-- begin Supplied records --

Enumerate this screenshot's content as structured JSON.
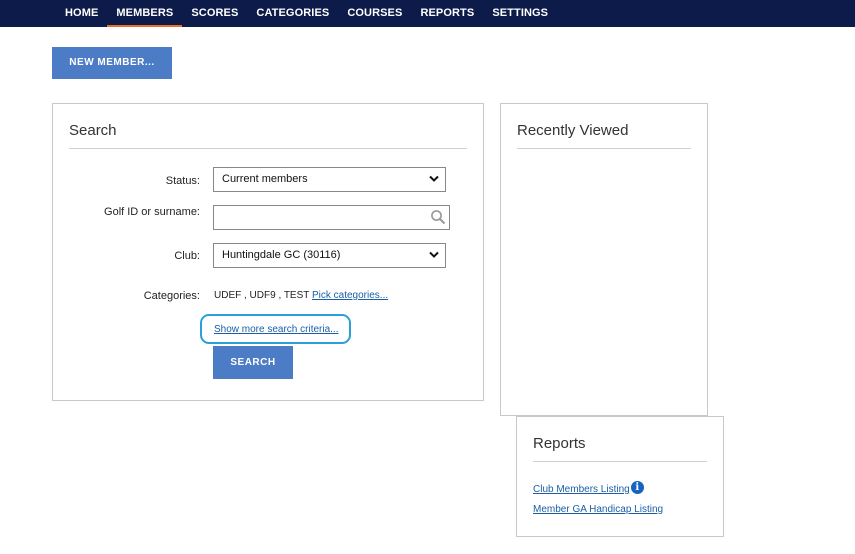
{
  "nav": {
    "items": [
      {
        "label": "HOME"
      },
      {
        "label": "MEMBERS",
        "active": true
      },
      {
        "label": "SCORES"
      },
      {
        "label": "CATEGORIES"
      },
      {
        "label": "COURSES"
      },
      {
        "label": "REPORTS"
      },
      {
        "label": "SETTINGS"
      }
    ]
  },
  "toolbar": {
    "new_member_label": "NEW MEMBER..."
  },
  "search": {
    "title": "Search",
    "status_label": "Status:",
    "status_value": "Current members",
    "golf_id_label": "Golf ID or surname:",
    "golf_id_value": "",
    "club_label": "Club:",
    "club_value": "Huntingdale GC (30116)",
    "categories_label": "Categories:",
    "categories_value": "UDEF , UDF9 , TEST",
    "pick_categories_link": "Pick categories...",
    "more_criteria_link": "Show more search criteria...",
    "search_button": "SEARCH"
  },
  "recently_viewed": {
    "title": "Recently Viewed"
  },
  "reports": {
    "title": "Reports",
    "links": [
      "Club Members Listing",
      "Member GA Handicap Listing"
    ]
  },
  "colors": {
    "nav_bg": "#0d1b4b",
    "active_underline": "#e8702a",
    "button": "#4d7cc6",
    "link": "#1a5fa8",
    "highlight": "#2aa0d8"
  }
}
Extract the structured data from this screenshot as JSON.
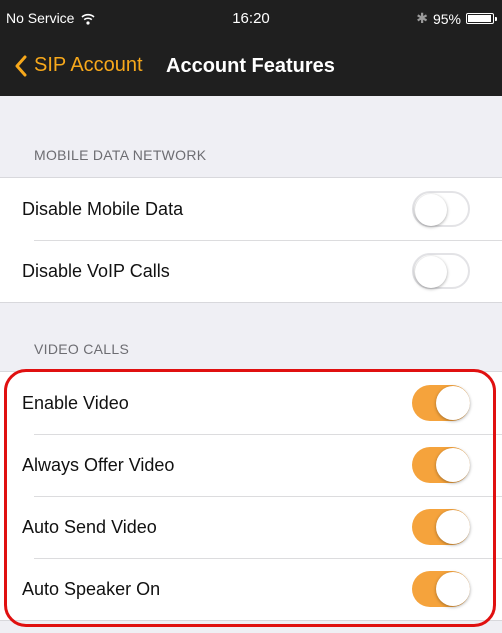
{
  "status_bar": {
    "carrier": "No Service",
    "time": "16:20",
    "battery_percent": "95%",
    "battery_level": 0.95,
    "icons": [
      "wifi-icon",
      "bluetooth-icon",
      "battery-icon"
    ]
  },
  "nav": {
    "back_label": "SIP Account",
    "title": "Account Features"
  },
  "sections": {
    "mobile": {
      "header": "MOBILE DATA NETWORK",
      "rows": [
        {
          "label": "Disable Mobile Data",
          "on": false
        },
        {
          "label": "Disable VoIP Calls",
          "on": false
        }
      ]
    },
    "video": {
      "header": "VIDEO CALLS",
      "rows": [
        {
          "label": "Enable Video",
          "on": true
        },
        {
          "label": "Always Offer Video",
          "on": true
        },
        {
          "label": "Auto Send Video",
          "on": true
        },
        {
          "label": "Auto Speaker On",
          "on": true
        }
      ]
    }
  },
  "colors": {
    "accent": "#f7a81b",
    "toggle_on": "#f5a33c",
    "bar_background": "#1f1f1f",
    "highlight": "#e01010"
  }
}
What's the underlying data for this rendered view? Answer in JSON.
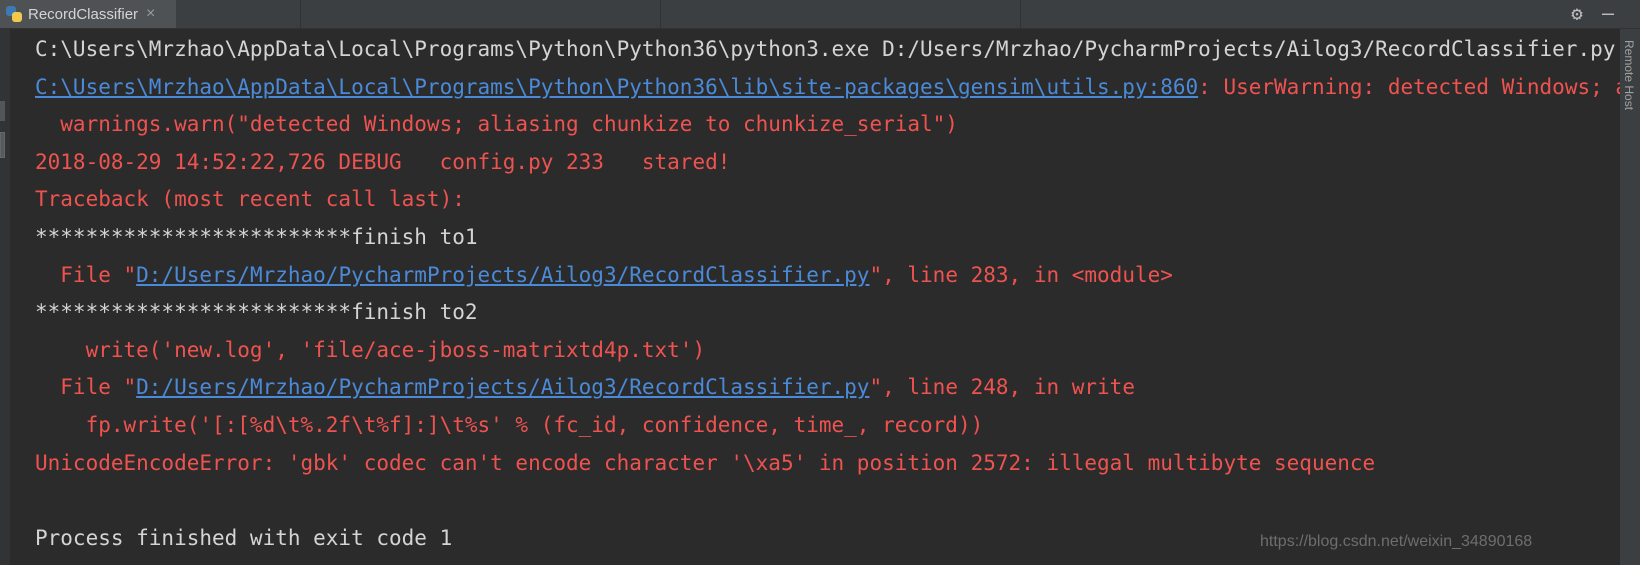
{
  "tab": {
    "title": "RecordClassifier",
    "close_glyph": "×"
  },
  "toolbar": {
    "gear_glyph": "⚙",
    "minimize_glyph": "—"
  },
  "side_label": "Remote Host",
  "console": {
    "line1": "C:\\Users\\Mrzhao\\AppData\\Local\\Programs\\Python\\Python36\\python3.exe D:/Users/Mrzhao/PycharmProjects/Ailog3/RecordClassifier.py",
    "line2_link": "C:\\Users\\Mrzhao\\AppData\\Local\\Programs\\Python\\Python36\\lib\\site-packages\\gensim\\utils.py:860",
    "line2_rest": ": UserWarning: detected Windows; aliasing chunkize to chunkize_serial",
    "line3": "  warnings.warn(\"detected Windows; aliasing chunkize to chunkize_serial\")",
    "line4": "2018-08-29 14:52:22,726 DEBUG   config.py 233   stared!",
    "line5": "Traceback (most recent call last):",
    "line6": "*************************finish to1",
    "line7_pre": "  File \"",
    "line7_link": "D:/Users/Mrzhao/PycharmProjects/Ailog3/RecordClassifier.py",
    "line7_post": "\", line 283, in <module>",
    "line8": "*************************finish to2",
    "line9": "    write('new.log', 'file/ace-jboss-matrixtd4p.txt')",
    "line10_pre": "  File \"",
    "line10_link": "D:/Users/Mrzhao/PycharmProjects/Ailog3/RecordClassifier.py",
    "line10_post": "\", line 248, in write",
    "line11": "    fp.write('[:[%d\\t%.2f\\t%f]:]\\t%s' % (fc_id, confidence, time_, record))",
    "line12": "UnicodeEncodeError: 'gbk' codec can't encode character '\\xa5' in position 2572: illegal multibyte sequence",
    "line13": "",
    "line14": "Process finished with exit code 1"
  },
  "watermark": "https://blog.csdn.net/weixin_34890168",
  "colors": {
    "background": "#2b2b2b",
    "error": "#ef5350",
    "link": "#4a8ad8",
    "text": "#d4d4d4"
  }
}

-- end Supplied records --

Print every record above exactly as written, leaving out the pictures.

> **Answer to this task**:
Enumerate this screenshot's content as structured JSON.
{
  "nav": {
    "items": [
      {
        "label": "HOME"
      },
      {
        "label": "MEMBERS",
        "active": true
      },
      {
        "label": "SCORES"
      },
      {
        "label": "CATEGORIES"
      },
      {
        "label": "COURSES"
      },
      {
        "label": "REPORTS"
      },
      {
        "label": "SETTINGS"
      }
    ]
  },
  "toolbar": {
    "new_member_label": "NEW MEMBER..."
  },
  "search": {
    "title": "Search",
    "status_label": "Status:",
    "status_value": "Current members",
    "golf_id_label": "Golf ID or surname:",
    "golf_id_value": "",
    "club_label": "Club:",
    "club_value": "Huntingdale GC (30116)",
    "categories_label": "Categories:",
    "categories_value": "UDEF , UDF9 , TEST",
    "pick_categories_link": "Pick categories...",
    "more_criteria_link": "Show more search criteria...",
    "search_button": "SEARCH"
  },
  "recently_viewed": {
    "title": "Recently Viewed"
  },
  "reports": {
    "title": "Reports",
    "links": [
      "Club Members Listing",
      "Member GA Handicap Listing"
    ]
  },
  "colors": {
    "nav_bg": "#0d1b4b",
    "active_underline": "#e8702a",
    "button": "#4d7cc6",
    "link": "#1a5fa8",
    "highlight": "#2aa0d8"
  }
}
Extract the structured data from this screenshot as JSON.
{
  "status_bar": {
    "carrier": "No Service",
    "time": "16:20",
    "battery_percent": "95%",
    "battery_level": 0.95,
    "icons": [
      "wifi-icon",
      "bluetooth-icon",
      "battery-icon"
    ]
  },
  "nav": {
    "back_label": "SIP Account",
    "title": "Account Features"
  },
  "sections": {
    "mobile": {
      "header": "MOBILE DATA NETWORK",
      "rows": [
        {
          "label": "Disable Mobile Data",
          "on": false
        },
        {
          "label": "Disable VoIP Calls",
          "on": false
        }
      ]
    },
    "video": {
      "header": "VIDEO CALLS",
      "rows": [
        {
          "label": "Enable Video",
          "on": true
        },
        {
          "label": "Always Offer Video",
          "on": true
        },
        {
          "label": "Auto Send Video",
          "on": true
        },
        {
          "label": "Auto Speaker On",
          "on": true
        }
      ]
    }
  },
  "colors": {
    "accent": "#f7a81b",
    "toggle_on": "#f5a33c",
    "bar_background": "#1f1f1f",
    "highlight": "#e01010"
  }
}
What's the underlying data for this rendered view? Answer in JSON.
{
  "tab": {
    "title": "RecordClassifier",
    "close_glyph": "×"
  },
  "toolbar": {
    "gear_glyph": "⚙",
    "minimize_glyph": "—"
  },
  "side_label": "Remote Host",
  "console": {
    "line1": "C:\\Users\\Mrzhao\\AppData\\Local\\Programs\\Python\\Python36\\python3.exe D:/Users/Mrzhao/PycharmProjects/Ailog3/RecordClassifier.py",
    "line2_link": "C:\\Users\\Mrzhao\\AppData\\Local\\Programs\\Python\\Python36\\lib\\site-packages\\gensim\\utils.py:860",
    "line2_rest": ": UserWarning: detected Windows; aliasing chunkize to chunkize_serial",
    "line3": "  warnings.warn(\"detected Windows; aliasing chunkize to chunkize_serial\")",
    "line4": "2018-08-29 14:52:22,726 DEBUG   config.py 233   stared!",
    "line5": "Traceback (most recent call last):",
    "line6": "*************************finish to1",
    "line7_pre": "  File \"",
    "line7_link": "D:/Users/Mrzhao/PycharmProjects/Ailog3/RecordClassifier.py",
    "line7_post": "\", line 283, in <module>",
    "line8": "*************************finish to2",
    "line9": "    write('new.log', 'file/ace-jboss-matrixtd4p.txt')",
    "line10_pre": "  File \"",
    "line10_link": "D:/Users/Mrzhao/PycharmProjects/Ailog3/RecordClassifier.py",
    "line10_post": "\", line 248, in write",
    "line11": "    fp.write('[:[%d\\t%.2f\\t%f]:]\\t%s' % (fc_id, confidence, time_, record))",
    "line12": "UnicodeEncodeError: 'gbk' codec can't encode character '\\xa5' in position 2572: illegal multibyte sequence",
    "line13": "",
    "line14": "Process finished with exit code 1"
  },
  "watermark": "https://blog.csdn.net/weixin_34890168",
  "colors": {
    "background": "#2b2b2b",
    "error": "#ef5350",
    "link": "#4a8ad8",
    "text": "#d4d4d4"
  }
}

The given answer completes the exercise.